AIM: Copy out the material below in full, but not its images.

EXERCISE MATERIAL:
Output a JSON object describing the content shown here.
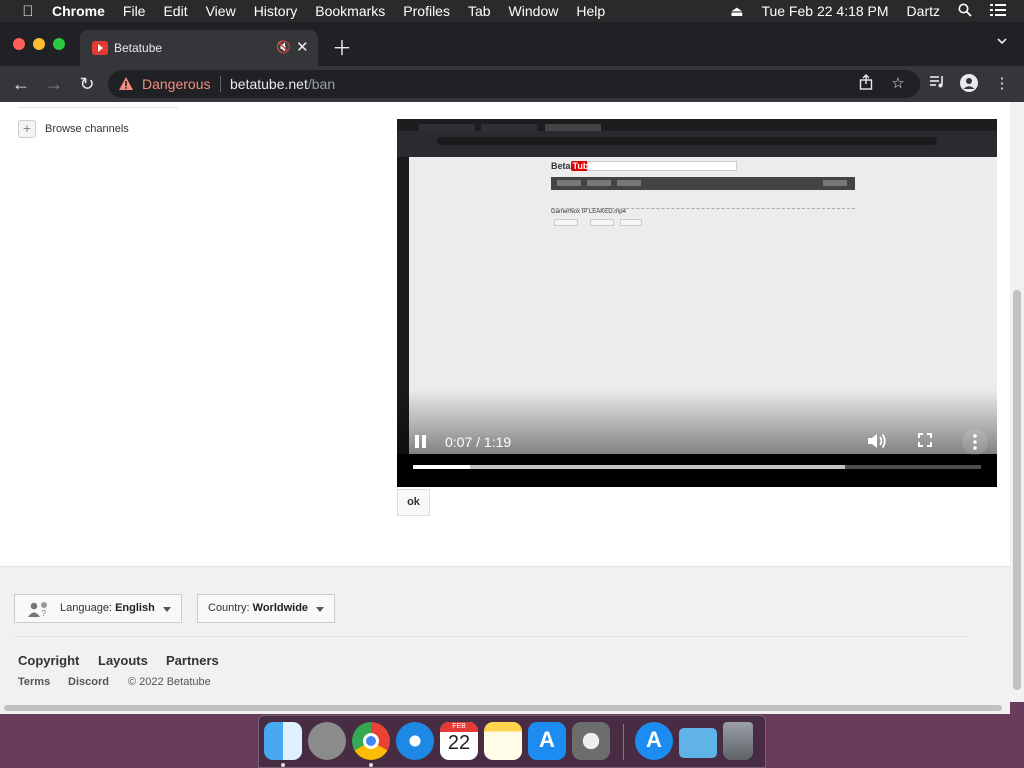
{
  "menubar": {
    "apple": "",
    "app_name": "Chrome",
    "menus": [
      "File",
      "Edit",
      "View",
      "History",
      "Bookmarks",
      "Profiles",
      "Tab",
      "Window",
      "Help"
    ],
    "datetime": "Tue Feb 22  4:18 PM",
    "user": "Dartz"
  },
  "browser": {
    "tab_title": "Betatube",
    "security_label": "Dangerous",
    "url_host": "betatube.net",
    "url_path": "/ban"
  },
  "sidebar": {
    "browse_channels": "Browse channels"
  },
  "player": {
    "time": "0:07 / 1:19",
    "progress_played_fraction": 0.1,
    "progress_buffered_fraction": 0.76,
    "embedded_logo": "Beta",
    "embedded_logo_red": "Tube",
    "embedded_video_title": "GamerNox IP LEAKED.mp4"
  },
  "ok_button": "ok",
  "footer": {
    "language_label": "Language: ",
    "language_value": "English",
    "country_label": "Country: ",
    "country_value": "Worldwide",
    "links": [
      "Copyright",
      "Layouts",
      "Partners"
    ],
    "small_links": [
      "Terms",
      "Discord"
    ],
    "copyright": "© 2022 Betatube"
  },
  "dock": {
    "calendar_month": "FEB",
    "calendar_day": "22"
  }
}
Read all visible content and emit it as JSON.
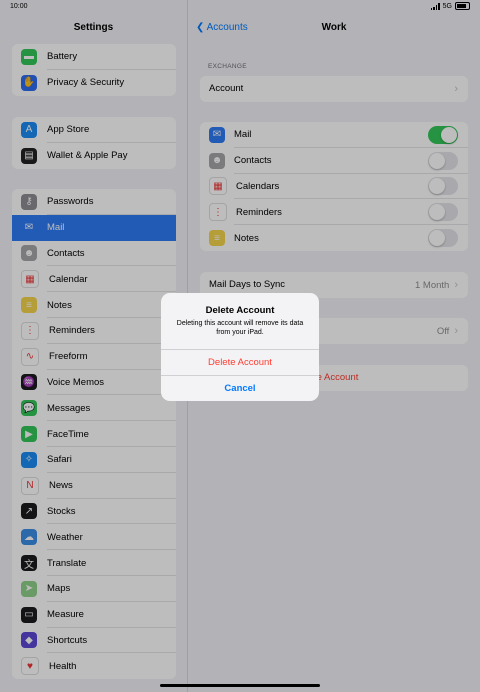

TASK SOLUTION:
Output a JSON object describing the content shown here.
{
  "menubar": {
    "apple": "",
    "app_name": "Chrome",
    "menus": [
      "File",
      "Edit",
      "View",
      "History",
      "Bookmarks",
      "Profiles",
      "Tab",
      "Window",
      "Help"
    ],
    "datetime": "Tue Feb 22  4:18 PM",
    "user": "Dartz"
  },
  "browser": {
    "tab_title": "Betatube",
    "security_label": "Dangerous",
    "url_host": "betatube.net",
    "url_path": "/ban"
  },
  "sidebar": {
    "browse_channels": "Browse channels"
  },
  "player": {
    "time": "0:07 / 1:19",
    "progress_played_fraction": 0.1,
    "progress_buffered_fraction": 0.76,
    "embedded_logo": "Beta",
    "embedded_logo_red": "Tube",
    "embedded_video_title": "GamerNox IP LEAKED.mp4"
  },
  "ok_button": "ok",
  "footer": {
    "language_label": "Language: ",
    "language_value": "English",
    "country_label": "Country: ",
    "country_value": "Worldwide",
    "links": [
      "Copyright",
      "Layouts",
      "Partners"
    ],
    "small_links": [
      "Terms",
      "Discord"
    ],
    "copyright": "© 2022 Betatube"
  },
  "dock": {
    "calendar_month": "FEB",
    "calendar_day": "22"
  }
}
Read all visible content and emit it as JSON.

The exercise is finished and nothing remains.